Dataset records:
###

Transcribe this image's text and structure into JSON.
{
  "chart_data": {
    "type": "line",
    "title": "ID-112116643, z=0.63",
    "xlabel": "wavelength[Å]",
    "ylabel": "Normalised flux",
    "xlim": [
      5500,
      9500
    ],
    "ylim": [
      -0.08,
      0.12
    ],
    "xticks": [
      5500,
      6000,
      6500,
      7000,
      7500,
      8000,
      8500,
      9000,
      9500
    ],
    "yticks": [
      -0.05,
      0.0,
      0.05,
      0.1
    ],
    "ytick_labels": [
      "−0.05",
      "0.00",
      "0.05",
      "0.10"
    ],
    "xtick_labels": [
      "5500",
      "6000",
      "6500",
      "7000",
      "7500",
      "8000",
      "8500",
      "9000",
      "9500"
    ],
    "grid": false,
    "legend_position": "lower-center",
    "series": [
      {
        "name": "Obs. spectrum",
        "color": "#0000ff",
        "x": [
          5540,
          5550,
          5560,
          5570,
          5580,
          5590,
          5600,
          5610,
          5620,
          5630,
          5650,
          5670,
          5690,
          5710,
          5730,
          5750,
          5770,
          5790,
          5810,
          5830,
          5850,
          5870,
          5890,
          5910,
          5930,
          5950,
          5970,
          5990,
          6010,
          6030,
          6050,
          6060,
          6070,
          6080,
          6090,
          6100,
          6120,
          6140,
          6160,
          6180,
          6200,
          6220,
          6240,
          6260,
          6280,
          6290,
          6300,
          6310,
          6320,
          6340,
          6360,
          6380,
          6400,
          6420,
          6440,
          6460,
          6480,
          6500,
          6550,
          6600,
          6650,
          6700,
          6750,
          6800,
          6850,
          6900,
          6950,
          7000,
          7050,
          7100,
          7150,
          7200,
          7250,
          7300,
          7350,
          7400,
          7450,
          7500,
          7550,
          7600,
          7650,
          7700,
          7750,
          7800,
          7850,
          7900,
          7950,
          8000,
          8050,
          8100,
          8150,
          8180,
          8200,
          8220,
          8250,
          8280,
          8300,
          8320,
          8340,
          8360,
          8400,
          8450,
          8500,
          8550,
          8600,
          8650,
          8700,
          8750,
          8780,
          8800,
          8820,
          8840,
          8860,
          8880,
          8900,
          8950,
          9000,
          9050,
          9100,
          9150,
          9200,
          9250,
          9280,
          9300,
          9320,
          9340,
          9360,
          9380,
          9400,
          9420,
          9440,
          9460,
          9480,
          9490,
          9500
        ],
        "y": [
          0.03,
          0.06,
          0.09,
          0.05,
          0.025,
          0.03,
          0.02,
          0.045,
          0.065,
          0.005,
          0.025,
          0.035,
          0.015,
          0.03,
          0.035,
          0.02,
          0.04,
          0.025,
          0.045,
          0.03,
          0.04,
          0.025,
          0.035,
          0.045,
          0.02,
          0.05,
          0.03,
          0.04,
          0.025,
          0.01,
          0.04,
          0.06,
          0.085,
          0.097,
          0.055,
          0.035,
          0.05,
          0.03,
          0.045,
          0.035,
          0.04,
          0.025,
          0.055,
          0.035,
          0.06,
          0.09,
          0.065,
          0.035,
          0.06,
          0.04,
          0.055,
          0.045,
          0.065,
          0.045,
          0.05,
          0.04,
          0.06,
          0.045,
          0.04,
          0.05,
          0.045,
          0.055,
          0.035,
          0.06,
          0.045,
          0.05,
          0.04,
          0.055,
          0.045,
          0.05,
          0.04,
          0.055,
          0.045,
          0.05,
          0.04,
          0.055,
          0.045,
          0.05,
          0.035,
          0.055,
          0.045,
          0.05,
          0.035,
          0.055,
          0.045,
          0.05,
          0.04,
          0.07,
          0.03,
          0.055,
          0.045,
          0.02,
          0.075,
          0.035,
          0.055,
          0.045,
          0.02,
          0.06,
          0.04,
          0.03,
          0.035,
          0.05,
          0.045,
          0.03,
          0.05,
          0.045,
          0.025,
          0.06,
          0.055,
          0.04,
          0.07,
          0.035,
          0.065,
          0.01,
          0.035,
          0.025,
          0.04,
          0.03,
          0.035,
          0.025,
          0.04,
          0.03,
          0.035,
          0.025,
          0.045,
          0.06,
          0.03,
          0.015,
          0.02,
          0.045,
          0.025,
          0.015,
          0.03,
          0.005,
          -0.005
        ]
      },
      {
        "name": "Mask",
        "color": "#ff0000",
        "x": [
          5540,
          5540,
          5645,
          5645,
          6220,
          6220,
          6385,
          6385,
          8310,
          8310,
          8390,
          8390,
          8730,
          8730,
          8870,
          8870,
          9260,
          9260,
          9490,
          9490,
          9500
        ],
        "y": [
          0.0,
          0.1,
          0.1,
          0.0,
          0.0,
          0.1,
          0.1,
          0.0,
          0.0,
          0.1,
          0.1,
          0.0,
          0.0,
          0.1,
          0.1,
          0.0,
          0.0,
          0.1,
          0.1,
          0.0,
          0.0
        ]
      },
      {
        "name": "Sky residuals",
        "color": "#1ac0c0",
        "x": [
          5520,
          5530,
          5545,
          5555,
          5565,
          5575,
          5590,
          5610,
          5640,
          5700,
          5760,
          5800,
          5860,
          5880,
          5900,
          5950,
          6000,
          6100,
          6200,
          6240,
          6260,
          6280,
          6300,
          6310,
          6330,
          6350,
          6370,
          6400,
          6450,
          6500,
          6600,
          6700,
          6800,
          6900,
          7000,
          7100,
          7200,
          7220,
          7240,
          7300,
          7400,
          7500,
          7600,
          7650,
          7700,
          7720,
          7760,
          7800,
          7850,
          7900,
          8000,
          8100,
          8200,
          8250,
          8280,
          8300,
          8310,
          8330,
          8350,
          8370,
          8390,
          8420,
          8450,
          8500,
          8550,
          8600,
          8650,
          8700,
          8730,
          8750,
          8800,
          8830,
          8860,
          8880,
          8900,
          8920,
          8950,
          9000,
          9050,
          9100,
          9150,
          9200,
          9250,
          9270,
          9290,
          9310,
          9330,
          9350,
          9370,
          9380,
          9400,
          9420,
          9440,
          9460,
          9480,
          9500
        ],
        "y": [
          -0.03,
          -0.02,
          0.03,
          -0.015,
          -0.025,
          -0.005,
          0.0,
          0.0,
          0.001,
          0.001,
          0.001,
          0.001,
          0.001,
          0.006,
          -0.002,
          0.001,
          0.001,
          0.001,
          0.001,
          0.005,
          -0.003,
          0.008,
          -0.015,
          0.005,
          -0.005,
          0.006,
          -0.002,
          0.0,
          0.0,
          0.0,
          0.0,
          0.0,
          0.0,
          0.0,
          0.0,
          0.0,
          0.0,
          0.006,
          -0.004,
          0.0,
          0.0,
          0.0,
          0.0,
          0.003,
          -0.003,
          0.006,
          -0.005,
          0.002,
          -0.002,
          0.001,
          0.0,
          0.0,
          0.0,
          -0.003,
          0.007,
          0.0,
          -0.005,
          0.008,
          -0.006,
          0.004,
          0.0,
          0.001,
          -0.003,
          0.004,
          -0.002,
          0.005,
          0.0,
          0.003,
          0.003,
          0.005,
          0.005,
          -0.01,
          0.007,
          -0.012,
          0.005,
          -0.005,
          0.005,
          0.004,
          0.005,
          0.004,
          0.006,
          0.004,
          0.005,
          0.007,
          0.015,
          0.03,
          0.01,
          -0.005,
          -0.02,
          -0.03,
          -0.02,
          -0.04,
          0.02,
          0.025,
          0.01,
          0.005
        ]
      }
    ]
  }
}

###

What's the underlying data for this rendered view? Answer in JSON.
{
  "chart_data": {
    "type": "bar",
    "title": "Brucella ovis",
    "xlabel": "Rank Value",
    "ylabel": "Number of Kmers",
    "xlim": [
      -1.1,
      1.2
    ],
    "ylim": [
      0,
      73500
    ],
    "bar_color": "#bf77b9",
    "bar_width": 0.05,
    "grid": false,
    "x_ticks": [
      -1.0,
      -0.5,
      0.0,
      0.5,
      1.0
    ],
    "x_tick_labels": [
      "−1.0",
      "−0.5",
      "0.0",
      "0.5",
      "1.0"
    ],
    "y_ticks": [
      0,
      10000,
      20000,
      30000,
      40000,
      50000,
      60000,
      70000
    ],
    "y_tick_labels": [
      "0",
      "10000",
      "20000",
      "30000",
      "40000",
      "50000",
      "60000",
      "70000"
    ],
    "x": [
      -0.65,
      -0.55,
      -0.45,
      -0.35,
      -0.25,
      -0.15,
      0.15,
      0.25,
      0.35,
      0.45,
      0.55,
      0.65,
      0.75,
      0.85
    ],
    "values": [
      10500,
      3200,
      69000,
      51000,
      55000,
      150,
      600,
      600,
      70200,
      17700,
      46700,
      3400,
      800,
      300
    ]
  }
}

###

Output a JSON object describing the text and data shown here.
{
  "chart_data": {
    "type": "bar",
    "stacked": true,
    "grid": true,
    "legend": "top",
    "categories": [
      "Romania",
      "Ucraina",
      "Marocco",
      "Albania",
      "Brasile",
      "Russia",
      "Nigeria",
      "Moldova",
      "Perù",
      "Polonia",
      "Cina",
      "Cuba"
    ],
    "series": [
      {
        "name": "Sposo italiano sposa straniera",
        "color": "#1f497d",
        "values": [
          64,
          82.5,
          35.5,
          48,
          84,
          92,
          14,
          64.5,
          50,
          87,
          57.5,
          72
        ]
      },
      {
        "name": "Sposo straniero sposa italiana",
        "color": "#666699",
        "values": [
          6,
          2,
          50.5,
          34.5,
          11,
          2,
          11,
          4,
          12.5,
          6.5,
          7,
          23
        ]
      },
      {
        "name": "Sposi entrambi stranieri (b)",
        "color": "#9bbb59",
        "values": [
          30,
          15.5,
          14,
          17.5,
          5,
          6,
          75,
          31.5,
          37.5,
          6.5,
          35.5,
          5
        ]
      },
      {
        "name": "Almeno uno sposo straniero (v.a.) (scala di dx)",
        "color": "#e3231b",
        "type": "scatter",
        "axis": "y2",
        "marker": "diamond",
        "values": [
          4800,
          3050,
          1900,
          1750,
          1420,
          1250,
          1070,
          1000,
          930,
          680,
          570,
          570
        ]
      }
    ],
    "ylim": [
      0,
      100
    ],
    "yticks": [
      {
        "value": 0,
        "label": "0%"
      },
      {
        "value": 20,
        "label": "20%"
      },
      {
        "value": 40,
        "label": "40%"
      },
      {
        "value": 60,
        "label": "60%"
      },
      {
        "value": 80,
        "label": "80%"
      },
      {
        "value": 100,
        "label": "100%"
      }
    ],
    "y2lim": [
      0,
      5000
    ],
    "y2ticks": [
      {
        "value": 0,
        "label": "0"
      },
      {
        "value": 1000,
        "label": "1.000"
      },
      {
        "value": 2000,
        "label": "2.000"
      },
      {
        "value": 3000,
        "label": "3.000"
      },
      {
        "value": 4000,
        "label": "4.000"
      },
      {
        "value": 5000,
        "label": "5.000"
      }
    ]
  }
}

###

Written request: Check the records above line by line and tally those holding the string "this". Answer with the number only.

Correct answer: 2